══ DATASET CONTENT ══
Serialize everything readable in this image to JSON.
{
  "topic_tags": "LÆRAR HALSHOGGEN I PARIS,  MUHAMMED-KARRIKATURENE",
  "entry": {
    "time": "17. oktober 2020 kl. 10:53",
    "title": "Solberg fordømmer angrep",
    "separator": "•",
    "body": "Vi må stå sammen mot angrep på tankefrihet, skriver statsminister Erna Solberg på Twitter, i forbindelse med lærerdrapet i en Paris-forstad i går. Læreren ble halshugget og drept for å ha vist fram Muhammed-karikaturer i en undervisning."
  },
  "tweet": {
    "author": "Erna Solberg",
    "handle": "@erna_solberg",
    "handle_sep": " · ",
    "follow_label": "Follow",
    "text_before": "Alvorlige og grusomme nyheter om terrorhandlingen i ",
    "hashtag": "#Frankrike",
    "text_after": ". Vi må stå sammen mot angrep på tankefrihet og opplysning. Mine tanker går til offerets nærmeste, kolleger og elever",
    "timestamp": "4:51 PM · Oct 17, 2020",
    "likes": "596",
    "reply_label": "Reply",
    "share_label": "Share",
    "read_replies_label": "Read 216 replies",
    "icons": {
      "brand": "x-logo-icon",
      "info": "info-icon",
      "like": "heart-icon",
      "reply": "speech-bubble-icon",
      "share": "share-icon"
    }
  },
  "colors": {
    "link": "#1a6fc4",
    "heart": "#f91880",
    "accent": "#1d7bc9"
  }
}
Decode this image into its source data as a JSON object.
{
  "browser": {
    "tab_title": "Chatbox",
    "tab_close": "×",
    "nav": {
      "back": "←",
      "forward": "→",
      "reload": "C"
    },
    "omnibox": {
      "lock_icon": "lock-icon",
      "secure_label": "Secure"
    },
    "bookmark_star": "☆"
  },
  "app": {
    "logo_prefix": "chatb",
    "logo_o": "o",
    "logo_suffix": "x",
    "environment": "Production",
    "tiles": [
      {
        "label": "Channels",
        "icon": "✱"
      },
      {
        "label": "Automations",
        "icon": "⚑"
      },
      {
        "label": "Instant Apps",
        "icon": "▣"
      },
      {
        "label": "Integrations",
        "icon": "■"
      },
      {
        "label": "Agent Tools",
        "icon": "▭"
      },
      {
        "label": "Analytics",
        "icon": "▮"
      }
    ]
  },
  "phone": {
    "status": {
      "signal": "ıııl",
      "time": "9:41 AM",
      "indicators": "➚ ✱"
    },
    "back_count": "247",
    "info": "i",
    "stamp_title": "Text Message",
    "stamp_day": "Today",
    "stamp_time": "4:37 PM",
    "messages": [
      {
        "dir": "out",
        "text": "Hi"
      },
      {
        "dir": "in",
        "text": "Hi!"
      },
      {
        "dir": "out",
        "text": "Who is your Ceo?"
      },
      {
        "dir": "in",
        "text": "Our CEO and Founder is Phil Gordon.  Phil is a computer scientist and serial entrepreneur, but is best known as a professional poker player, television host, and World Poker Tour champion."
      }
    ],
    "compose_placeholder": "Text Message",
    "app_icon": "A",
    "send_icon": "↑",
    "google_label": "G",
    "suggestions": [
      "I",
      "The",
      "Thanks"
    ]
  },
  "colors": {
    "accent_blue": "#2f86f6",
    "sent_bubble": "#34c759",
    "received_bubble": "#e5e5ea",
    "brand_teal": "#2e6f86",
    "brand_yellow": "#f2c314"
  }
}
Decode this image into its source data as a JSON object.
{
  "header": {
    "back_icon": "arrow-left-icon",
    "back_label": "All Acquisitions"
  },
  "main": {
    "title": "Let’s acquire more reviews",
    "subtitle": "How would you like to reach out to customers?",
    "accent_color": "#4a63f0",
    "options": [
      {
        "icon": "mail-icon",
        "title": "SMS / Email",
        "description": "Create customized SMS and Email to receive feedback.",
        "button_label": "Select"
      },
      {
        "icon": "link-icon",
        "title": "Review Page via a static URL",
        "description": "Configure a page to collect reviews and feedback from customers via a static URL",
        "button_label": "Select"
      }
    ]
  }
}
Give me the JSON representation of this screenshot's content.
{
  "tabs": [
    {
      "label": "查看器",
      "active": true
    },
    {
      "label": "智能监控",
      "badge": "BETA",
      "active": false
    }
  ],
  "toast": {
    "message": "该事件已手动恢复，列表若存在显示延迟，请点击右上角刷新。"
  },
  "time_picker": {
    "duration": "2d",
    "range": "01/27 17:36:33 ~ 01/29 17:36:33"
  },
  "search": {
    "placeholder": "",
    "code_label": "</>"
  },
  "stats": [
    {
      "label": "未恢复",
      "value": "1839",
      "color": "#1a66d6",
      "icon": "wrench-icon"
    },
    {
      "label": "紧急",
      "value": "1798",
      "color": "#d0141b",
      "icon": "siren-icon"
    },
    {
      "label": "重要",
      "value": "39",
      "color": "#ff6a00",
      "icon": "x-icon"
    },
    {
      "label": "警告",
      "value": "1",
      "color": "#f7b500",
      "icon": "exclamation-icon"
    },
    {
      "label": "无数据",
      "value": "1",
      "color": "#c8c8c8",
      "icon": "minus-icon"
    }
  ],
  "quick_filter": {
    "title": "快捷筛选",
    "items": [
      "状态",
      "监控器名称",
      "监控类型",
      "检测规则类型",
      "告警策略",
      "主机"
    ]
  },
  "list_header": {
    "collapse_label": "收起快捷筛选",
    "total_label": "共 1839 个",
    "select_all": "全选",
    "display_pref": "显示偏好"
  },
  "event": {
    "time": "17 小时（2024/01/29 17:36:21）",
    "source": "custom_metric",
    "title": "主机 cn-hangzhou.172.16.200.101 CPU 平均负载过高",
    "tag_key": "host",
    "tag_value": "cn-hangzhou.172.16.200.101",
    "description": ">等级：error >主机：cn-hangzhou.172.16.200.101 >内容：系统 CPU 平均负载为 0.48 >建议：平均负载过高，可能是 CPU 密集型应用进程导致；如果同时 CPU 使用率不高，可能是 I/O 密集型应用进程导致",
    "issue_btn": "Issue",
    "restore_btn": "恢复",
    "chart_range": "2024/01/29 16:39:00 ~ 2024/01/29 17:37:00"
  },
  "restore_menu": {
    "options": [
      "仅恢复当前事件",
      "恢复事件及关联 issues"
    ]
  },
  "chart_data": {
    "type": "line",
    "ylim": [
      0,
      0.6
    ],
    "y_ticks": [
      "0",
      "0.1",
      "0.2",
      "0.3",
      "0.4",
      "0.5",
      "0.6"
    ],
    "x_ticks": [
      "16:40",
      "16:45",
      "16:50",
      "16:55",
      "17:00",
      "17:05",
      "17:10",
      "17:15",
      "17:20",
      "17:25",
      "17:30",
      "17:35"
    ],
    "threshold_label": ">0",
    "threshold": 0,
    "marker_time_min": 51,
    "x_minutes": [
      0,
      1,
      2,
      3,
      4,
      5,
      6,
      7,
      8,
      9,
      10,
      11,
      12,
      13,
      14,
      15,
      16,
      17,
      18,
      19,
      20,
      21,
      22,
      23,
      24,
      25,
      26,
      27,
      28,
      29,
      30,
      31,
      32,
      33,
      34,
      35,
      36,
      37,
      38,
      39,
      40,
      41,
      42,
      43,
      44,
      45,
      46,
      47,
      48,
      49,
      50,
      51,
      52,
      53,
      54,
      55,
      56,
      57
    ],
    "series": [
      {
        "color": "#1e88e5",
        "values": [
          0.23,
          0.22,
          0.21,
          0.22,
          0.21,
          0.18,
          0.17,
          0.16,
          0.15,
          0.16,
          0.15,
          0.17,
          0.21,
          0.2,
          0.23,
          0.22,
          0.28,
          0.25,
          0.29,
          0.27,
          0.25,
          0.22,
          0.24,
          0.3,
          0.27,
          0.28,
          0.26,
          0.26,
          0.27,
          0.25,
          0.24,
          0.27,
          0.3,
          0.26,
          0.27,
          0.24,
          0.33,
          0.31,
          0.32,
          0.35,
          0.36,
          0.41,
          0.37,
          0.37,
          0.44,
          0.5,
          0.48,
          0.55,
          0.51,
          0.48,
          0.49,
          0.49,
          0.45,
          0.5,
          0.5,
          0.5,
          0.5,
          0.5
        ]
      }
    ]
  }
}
═══
= WHAT IS REQUIRED =
Using the listing above, say how many of its lines contain the string "host", giving nothing but the figure.

= CORRECT OUTPUT =
2